TASK STATEMENT
State only the number of lines that contain the string "Twelve".

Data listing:
** Start **

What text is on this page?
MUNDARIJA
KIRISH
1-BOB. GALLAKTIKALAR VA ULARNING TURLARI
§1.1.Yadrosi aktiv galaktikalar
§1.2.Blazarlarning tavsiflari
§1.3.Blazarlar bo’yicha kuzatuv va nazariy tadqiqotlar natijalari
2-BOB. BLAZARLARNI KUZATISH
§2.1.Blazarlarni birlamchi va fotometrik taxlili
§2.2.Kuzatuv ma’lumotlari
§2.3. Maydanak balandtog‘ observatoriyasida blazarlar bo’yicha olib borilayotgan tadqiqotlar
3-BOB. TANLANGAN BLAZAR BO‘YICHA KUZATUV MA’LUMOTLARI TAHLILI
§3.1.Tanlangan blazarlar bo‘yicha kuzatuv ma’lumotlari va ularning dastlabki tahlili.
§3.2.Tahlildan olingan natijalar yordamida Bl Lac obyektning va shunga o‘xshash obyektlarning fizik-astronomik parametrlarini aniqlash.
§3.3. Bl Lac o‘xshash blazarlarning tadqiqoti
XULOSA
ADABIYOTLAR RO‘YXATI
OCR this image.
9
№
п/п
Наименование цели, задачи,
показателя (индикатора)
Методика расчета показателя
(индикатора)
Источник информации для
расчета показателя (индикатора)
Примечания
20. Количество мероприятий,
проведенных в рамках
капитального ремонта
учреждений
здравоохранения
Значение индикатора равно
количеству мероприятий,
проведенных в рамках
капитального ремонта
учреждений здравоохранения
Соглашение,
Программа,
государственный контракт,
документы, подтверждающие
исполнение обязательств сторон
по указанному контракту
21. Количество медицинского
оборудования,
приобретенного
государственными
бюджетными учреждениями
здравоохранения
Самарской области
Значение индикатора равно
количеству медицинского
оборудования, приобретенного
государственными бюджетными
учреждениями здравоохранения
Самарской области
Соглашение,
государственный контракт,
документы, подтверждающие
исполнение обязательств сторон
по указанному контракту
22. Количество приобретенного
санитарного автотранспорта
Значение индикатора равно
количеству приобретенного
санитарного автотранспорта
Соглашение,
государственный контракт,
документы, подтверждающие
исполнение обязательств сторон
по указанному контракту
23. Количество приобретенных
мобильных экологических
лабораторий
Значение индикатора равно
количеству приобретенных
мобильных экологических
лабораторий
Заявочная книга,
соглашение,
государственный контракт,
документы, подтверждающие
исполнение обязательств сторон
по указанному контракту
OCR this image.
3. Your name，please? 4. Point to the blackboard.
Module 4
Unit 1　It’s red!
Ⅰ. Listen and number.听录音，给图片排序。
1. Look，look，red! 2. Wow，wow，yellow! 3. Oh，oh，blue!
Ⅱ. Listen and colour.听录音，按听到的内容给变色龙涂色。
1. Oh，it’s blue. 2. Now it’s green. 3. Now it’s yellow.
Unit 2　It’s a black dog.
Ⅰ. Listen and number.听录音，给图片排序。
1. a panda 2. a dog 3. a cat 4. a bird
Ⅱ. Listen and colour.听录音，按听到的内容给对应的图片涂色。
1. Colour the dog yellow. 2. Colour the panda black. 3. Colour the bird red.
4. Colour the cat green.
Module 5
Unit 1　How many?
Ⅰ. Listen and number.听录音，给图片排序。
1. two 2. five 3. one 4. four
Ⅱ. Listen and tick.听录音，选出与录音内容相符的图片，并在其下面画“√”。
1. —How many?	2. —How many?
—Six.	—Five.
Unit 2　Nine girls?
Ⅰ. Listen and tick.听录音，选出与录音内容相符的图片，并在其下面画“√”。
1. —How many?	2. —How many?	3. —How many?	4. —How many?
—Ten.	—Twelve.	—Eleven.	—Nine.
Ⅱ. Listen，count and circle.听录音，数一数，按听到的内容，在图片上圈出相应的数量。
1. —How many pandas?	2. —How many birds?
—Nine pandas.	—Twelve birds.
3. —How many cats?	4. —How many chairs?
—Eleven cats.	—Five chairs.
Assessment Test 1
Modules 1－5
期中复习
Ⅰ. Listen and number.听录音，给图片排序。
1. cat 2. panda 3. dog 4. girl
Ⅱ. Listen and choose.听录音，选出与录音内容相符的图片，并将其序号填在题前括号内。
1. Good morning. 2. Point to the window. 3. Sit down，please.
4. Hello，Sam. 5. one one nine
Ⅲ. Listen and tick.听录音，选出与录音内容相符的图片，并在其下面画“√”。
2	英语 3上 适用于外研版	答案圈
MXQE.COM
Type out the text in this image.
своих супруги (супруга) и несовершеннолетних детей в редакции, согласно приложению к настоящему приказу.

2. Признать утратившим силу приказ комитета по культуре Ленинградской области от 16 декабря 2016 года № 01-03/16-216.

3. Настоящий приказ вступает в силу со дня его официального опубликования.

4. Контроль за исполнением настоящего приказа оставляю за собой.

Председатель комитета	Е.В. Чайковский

** End **

RESPONSE
2